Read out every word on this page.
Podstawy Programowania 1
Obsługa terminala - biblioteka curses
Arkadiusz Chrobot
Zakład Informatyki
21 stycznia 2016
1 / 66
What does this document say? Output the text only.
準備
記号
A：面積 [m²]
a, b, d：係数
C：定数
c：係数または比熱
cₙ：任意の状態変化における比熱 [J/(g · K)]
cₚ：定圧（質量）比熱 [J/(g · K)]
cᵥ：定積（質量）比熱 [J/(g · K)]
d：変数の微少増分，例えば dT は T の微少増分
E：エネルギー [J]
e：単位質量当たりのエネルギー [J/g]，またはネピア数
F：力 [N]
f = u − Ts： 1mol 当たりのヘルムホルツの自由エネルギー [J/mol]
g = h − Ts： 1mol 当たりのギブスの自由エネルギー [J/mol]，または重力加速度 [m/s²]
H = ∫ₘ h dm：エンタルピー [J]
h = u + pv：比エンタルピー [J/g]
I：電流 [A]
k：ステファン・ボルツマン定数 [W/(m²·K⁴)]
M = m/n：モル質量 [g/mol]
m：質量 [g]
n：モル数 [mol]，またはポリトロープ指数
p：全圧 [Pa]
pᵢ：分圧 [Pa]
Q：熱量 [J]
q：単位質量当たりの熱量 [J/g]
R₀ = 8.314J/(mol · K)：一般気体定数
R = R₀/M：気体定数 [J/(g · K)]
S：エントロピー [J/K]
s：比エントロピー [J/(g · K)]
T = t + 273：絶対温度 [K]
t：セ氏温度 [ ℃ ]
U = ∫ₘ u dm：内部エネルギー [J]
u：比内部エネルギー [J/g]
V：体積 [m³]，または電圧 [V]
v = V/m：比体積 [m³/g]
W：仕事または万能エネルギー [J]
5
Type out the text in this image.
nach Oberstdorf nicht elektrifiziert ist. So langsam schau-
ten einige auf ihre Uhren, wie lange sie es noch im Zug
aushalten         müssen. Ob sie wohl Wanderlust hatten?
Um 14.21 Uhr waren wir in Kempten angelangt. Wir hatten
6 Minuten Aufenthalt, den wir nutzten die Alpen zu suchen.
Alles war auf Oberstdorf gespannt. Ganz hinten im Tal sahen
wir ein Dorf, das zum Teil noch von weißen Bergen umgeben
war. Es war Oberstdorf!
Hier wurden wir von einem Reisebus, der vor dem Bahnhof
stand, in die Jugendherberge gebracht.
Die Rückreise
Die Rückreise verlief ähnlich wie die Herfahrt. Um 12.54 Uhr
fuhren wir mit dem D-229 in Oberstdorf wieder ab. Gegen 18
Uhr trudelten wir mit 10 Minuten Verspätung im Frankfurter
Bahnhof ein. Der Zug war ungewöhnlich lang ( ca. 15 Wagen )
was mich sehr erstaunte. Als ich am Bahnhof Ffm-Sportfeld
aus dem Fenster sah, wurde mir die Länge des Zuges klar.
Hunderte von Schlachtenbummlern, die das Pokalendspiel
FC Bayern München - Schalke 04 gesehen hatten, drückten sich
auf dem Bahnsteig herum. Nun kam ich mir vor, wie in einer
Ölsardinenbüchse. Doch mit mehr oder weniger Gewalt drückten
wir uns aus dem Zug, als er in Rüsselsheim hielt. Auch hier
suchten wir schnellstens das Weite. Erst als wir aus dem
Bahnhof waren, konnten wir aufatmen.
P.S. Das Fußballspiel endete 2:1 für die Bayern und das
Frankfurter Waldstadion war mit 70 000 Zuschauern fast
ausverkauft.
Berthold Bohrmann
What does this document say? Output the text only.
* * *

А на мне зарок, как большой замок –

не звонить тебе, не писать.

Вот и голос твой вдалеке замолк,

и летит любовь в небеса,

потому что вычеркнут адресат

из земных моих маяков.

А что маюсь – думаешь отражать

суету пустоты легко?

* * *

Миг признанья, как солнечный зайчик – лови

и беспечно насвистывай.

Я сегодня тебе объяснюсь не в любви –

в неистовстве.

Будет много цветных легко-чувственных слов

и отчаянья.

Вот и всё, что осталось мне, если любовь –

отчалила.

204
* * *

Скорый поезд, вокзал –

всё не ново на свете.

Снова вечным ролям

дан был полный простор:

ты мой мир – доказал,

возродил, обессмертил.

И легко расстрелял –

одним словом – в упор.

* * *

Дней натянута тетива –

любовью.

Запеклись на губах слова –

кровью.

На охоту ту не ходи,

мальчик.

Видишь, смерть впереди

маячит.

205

**STATED TASK**
Each record should come back exactly as written.

**SOLVED PROBLEM**
Read out every word on this page.
Podstawy Programowania 1
Obsługa terminala - biblioteka curses
Arkadiusz Chrobot
Zakład Informatyki
21 stycznia 2016
1 / 66
What does this document say? Output the text only.
準備
記号
A：面積 [m²]
a, b, d：係数
C：定数
c：係数または比熱
cₙ：任意の状態変化における比熱 [J/(g · K)]
cₚ：定圧（質量）比熱 [J/(g · K)]
cᵥ：定積（質量）比熱 [J/(g · K)]
d：変数の微少増分，例えば dT は T の微少増分
E：エネルギー [J]
e：単位質量当たりのエネルギー [J/g]，またはネピア数
F：力 [N]
f = u − Ts： 1mol 当たりのヘルムホルツの自由エネルギー [J/mol]
g = h − Ts： 1mol 当たりのギブスの自由エネルギー [J/mol]，または重力加速度 [m/s²]
H = ∫ₘ h dm：エンタルピー [J]
h = u + pv：比エンタルピー [J/g]
I：電流 [A]
k：ステファン・ボルツマン定数 [W/(m²·K⁴)]
M = m/n：モル質量 [g/mol]
m：質量 [g]
n：モル数 [mol]，またはポリトロープ指数
p：全圧 [Pa]
pᵢ：分圧 [Pa]
Q：熱量 [J]
q：単位質量当たりの熱量 [J/g]
R₀ = 8.314J/(mol · K)：一般気体定数
R = R₀/M：気体定数 [J/(g · K)]
S：エントロピー [J/K]
s：比エントロピー [J/(g · K)]
T = t + 273：絶対温度 [K]
t：セ氏温度 [ ℃ ]
U = ∫ₘ u dm：内部エネルギー [J]
u：比内部エネルギー [J/g]
V：体積 [m³]，または電圧 [V]
v = V/m：比体積 [m³/g]
W：仕事または万能エネルギー [J]
5
Type out the text in this image.
nach Oberstdorf nicht elektrifiziert ist. So langsam schau-
ten einige auf ihre Uhren, wie lange sie es noch im Zug
aushalten         müssen. Ob sie wohl Wanderlust hatten?
Um 14.21 Uhr waren wir in Kempten angelangt. Wir hatten
6 Minuten Aufenthalt, den wir nutzten die Alpen zu suchen.
Alles war auf Oberstdorf gespannt. Ganz hinten im Tal sahen
wir ein Dorf, das zum Teil noch von weißen Bergen umgeben
war. Es war Oberstdorf!
Hier wurden wir von einem Reisebus, der vor dem Bahnhof
stand, in die Jugendherberge gebracht.
Die Rückreise
Die Rückreise verlief ähnlich wie die Herfahrt. Um 12.54 Uhr
fuhren wir mit dem D-229 in Oberstdorf wieder ab. Gegen 18
Uhr trudelten wir mit 10 Minuten Verspätung im Frankfurter
Bahnhof ein. Der Zug war ungewöhnlich lang ( ca. 15 Wagen )
was mich sehr erstaunte. Als ich am Bahnhof Ffm-Sportfeld
aus dem Fenster sah, wurde mir die Länge des Zuges klar.
Hunderte von Schlachtenbummlern, die das Pokalendspiel
FC Bayern München - Schalke 04 gesehen hatten, drückten sich
auf dem Bahnsteig herum. Nun kam ich mir vor, wie in einer
Ölsardinenbüchse. Doch mit mehr oder weniger Gewalt drückten
wir uns aus dem Zug, als er in Rüsselsheim hielt. Auch hier
suchten wir schnellstens das Weite. Erst als wir aus dem
Bahnhof waren, konnten wir aufatmen.
P.S. Das Fußballspiel endete 2:1 für die Bayern und das
Frankfurter Waldstadion war mit 70 000 Zuschauern fast
ausverkauft.
Berthold Bohrmann
What does this document say? Output the text only.
* * *

А на мне зарок, как большой замок –

не звонить тебе, не писать.

Вот и голос твой вдалеке замолк,

и летит любовь в небеса,

потому что вычеркнут адресат

из земных моих маяков.

А что маюсь – думаешь отражать

суету пустоты легко?

* * *

Миг признанья, как солнечный зайчик – лови

и беспечно насвистывай.

Я сегодня тебе объяснюсь не в любви –

в неистовстве.

Будет много цветных легко-чувственных слов

и отчаянья.

Вот и всё, что осталось мне, если любовь –

отчалила.

204
* * *

Скорый поезд, вокзал –

всё не ново на свете.

Снова вечным ролям

дан был полный простор:

ты мой мир – доказал,

возродил, обессмертил.

И легко расстрелял –

одним словом – в упор.

* * *

Дней натянута тетива –

любовью.

Запеклись на губах слова –

кровью.

На охоту ту не ходи,

мальчик.

Видишь, смерть впереди

маячит.

205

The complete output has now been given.